* **Exercise directions**:
Write each line exactly as it stands, from the line containing "What does this" through the end of the data.

:: Dataset ::

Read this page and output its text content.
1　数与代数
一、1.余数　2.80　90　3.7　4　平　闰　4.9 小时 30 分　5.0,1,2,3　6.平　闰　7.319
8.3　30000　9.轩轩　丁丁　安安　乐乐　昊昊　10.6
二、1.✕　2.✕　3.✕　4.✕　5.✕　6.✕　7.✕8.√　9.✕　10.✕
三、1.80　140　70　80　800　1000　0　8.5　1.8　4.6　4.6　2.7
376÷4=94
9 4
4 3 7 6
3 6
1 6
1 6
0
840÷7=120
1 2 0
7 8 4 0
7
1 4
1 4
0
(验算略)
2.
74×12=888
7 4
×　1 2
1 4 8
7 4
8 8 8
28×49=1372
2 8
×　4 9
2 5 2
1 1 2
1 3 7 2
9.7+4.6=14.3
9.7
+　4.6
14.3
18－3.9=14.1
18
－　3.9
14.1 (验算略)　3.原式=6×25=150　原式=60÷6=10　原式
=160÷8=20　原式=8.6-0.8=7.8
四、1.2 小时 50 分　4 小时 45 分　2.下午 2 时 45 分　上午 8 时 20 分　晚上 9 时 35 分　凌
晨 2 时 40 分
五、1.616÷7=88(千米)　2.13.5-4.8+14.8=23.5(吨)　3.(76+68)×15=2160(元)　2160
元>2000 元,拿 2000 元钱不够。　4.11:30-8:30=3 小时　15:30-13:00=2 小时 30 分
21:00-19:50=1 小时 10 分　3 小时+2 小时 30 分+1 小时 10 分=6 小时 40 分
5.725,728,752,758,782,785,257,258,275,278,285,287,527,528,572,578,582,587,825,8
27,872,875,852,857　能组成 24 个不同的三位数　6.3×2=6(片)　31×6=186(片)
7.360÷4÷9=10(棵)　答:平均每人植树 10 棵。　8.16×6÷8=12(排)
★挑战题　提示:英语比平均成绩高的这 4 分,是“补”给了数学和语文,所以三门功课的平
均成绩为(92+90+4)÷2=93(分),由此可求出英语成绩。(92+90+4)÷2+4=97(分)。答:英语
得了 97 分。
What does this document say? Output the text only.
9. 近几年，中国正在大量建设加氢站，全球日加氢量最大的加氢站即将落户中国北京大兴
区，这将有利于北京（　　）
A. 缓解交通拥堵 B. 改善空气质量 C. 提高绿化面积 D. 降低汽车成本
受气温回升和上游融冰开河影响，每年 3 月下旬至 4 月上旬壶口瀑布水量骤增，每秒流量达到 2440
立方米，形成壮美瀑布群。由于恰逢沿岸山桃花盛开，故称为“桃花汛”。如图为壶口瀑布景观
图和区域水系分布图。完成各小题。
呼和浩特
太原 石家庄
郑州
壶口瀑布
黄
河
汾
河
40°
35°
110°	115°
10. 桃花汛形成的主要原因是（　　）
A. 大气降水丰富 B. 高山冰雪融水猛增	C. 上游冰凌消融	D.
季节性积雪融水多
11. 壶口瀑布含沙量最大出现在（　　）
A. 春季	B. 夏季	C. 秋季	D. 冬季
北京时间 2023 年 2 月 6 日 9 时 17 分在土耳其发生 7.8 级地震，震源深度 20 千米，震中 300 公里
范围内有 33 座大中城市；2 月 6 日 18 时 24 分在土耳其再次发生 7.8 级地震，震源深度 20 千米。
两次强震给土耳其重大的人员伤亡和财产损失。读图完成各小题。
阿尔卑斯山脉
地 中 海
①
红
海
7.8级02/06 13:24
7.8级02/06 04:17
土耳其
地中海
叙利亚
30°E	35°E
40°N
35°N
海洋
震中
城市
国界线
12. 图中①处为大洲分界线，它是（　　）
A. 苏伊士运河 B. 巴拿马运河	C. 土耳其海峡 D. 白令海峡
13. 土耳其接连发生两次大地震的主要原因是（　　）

:::

* **Answer below**:
What does this document say? Output the text only.
9. 近几年，中国正在大量建设加氢站，全球日加氢量最大的加氢站即将落户中国北京大兴
区，这将有利于北京（　　）
A. 缓解交通拥堵 B. 改善空气质量 C. 提高绿化面积 D. 降低汽车成本
受气温回升和上游融冰开河影响，每年 3 月下旬至 4 月上旬壶口瀑布水量骤增，每秒流量达到 2440
立方米，形成壮美瀑布群。由于恰逢沿岸山桃花盛开，故称为“桃花汛”。如图为壶口瀑布景观
图和区域水系分布图。完成各小题。
呼和浩特
太原 石家庄
郑州
壶口瀑布
黄
河
汾
河
40°
35°
110°	115°
10. 桃花汛形成的主要原因是（　　）
A. 大气降水丰富 B. 高山冰雪融水猛增	C. 上游冰凌消融	D.
季节性积雪融水多
11. 壶口瀑布含沙量最大出现在（　　）
A. 春季	B. 夏季	C. 秋季	D. 冬季
北京时间 2023 年 2 月 6 日 9 时 17 分在土耳其发生 7.8 级地震，震源深度 20 千米，震中 300 公里
范围内有 33 座大中城市；2 月 6 日 18 时 24 分在土耳其再次发生 7.8 级地震，震源深度 20 千米。
两次强震给土耳其重大的人员伤亡和财产损失。读图完成各小题。
阿尔卑斯山脉
地 中 海
①
红
海
7.8级02/06 13:24
7.8级02/06 04:17
土耳其
地中海
叙利亚
30°E	35°E
40°N
35°N
海洋
震中
城市
国界线
12. 图中①处为大洲分界线，它是（　　）
A. 苏伊士运河 B. 巴拿马运河	C. 土耳其海峡 D. 白令海峡
13. 土耳其接连发生两次大地震的主要原因是（　　）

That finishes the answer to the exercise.